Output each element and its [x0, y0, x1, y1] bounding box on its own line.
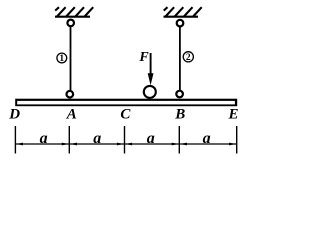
- svg-text:a: a: [147, 130, 155, 147]
- svg-text:C: C: [120, 107, 131, 123]
- dimension extension ticks: [15, 126, 236, 154]
- dimension line D-A with arrows: [16, 143, 69, 146]
- left fixed support hatching: [55, 7, 93, 16]
- label circled 1: [57, 53, 67, 64]
- svg-text:a: a: [203, 130, 211, 147]
- svg-text:F: F: [138, 50, 149, 65]
- pin circle at B: [176, 91, 183, 98]
- label circled 2: [183, 52, 193, 63]
- svg-text:E: E: [227, 107, 238, 123]
- left support ceiling line: [55, 16, 90, 18]
- roller circle at C: [144, 86, 156, 98]
- force F arrow: [148, 53, 154, 85]
- svg-text:B: B: [174, 107, 185, 123]
- dimension line A-C with arrows: [70, 143, 124, 146]
- right support pin circle: [177, 20, 184, 27]
- right support ceiling line: [164, 16, 199, 18]
- svg-text:D: D: [8, 107, 20, 123]
- rod 2 (wire from right pin to B): [179, 27, 181, 91]
- dimension line C-B with arrows: [125, 143, 179, 146]
- beam DE: [15, 99, 237, 107]
- left support pin circle: [67, 20, 74, 27]
- svg-text:1: 1: [59, 54, 64, 64]
- right fixed support hatching: [164, 7, 202, 16]
- pin circle at A: [67, 91, 74, 98]
- svg-text:A: A: [66, 107, 77, 123]
- dimension line B-E with arrows: [180, 143, 236, 146]
- svg-text:a: a: [93, 130, 101, 147]
- svg-text:2: 2: [186, 53, 191, 63]
- rod 1 (wire from left pin to A): [70, 26, 72, 91]
- svg-text:a: a: [40, 130, 48, 147]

##############################

Aim of the task
Extract every line of the records that contains the string "circled", treating uppercase and lowercase letters as different.

Answer to this task
- label circled 1: [57, 53, 67, 64]
- label circled 2: [183, 52, 193, 63]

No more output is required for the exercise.